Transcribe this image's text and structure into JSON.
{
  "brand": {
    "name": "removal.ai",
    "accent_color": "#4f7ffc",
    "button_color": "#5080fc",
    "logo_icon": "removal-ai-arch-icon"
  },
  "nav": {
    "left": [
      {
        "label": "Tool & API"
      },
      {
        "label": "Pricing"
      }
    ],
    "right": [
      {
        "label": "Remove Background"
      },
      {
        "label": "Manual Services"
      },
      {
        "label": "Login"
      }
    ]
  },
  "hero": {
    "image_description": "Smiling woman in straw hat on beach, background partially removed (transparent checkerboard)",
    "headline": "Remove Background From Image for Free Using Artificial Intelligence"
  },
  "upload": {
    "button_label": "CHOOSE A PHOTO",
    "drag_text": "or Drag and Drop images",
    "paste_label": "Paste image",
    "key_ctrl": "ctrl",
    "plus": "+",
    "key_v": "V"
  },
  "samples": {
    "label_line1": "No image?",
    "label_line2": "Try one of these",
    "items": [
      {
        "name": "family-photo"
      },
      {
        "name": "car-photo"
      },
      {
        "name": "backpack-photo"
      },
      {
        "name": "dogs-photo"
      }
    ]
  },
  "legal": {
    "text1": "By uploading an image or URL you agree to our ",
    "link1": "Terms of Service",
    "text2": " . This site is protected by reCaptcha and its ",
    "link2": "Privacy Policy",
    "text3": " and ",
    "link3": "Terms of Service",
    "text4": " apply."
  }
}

____________________

Goal:
Work out how many lines of the data hold the string "Terms". Reply with that number alone.

Final result:
2